[Some records]
——
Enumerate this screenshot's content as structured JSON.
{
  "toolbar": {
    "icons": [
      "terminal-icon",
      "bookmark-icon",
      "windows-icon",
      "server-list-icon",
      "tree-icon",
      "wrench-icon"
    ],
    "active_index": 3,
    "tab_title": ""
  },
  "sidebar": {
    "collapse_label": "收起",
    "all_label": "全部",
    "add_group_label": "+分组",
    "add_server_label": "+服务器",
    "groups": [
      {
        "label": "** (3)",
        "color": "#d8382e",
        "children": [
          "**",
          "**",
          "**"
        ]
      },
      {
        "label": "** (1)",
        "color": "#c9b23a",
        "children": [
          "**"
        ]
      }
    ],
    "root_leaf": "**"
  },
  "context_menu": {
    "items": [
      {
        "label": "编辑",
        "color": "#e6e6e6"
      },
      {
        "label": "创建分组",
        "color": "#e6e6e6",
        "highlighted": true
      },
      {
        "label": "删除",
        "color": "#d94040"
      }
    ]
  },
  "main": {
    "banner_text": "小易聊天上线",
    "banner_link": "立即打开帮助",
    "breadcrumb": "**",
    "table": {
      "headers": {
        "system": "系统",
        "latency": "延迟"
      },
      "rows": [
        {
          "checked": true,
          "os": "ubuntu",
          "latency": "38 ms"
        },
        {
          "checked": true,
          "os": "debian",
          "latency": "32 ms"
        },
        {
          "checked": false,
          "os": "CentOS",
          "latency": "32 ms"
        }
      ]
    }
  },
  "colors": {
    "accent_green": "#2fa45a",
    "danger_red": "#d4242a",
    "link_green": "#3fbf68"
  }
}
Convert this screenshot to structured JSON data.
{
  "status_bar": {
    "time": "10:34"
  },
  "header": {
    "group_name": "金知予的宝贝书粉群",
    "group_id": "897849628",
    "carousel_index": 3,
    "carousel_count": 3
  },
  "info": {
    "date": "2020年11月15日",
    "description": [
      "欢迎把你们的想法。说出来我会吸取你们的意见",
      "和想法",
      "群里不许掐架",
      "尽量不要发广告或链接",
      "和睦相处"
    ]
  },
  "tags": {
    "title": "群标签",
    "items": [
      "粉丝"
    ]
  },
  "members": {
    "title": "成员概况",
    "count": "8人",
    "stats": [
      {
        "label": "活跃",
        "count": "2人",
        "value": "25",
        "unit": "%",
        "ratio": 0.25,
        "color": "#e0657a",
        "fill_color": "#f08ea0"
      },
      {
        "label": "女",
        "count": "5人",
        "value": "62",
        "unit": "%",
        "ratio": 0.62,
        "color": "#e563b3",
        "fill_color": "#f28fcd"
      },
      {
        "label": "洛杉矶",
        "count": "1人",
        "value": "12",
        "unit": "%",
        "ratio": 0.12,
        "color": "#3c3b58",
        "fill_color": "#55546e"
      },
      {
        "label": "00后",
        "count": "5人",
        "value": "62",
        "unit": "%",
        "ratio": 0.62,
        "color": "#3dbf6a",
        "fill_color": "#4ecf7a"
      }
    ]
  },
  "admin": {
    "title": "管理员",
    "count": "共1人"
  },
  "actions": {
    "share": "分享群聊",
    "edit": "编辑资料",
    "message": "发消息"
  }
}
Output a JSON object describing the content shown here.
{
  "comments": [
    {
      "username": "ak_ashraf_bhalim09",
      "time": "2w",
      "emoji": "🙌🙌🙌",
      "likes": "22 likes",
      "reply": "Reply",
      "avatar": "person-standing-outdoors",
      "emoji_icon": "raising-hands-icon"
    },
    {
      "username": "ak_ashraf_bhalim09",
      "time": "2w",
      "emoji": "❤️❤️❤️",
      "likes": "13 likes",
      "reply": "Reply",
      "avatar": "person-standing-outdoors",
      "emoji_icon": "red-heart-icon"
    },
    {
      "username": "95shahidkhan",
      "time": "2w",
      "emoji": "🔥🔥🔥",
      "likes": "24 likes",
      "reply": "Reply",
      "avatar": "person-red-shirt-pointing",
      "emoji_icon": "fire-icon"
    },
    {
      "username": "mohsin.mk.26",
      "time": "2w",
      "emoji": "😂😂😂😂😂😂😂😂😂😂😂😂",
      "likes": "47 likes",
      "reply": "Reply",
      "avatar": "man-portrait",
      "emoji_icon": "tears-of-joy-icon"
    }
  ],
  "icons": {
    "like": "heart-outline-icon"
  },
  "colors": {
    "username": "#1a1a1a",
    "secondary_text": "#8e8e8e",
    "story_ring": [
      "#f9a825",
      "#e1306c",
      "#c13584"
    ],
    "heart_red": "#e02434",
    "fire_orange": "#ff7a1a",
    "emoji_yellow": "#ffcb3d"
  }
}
——
- [Exercise directions] List all lines from the entries that include the word "content".

- [Problem solution]
Enumerate this screenshot's content as structured JSON.
Output a JSON object describing the content shown here.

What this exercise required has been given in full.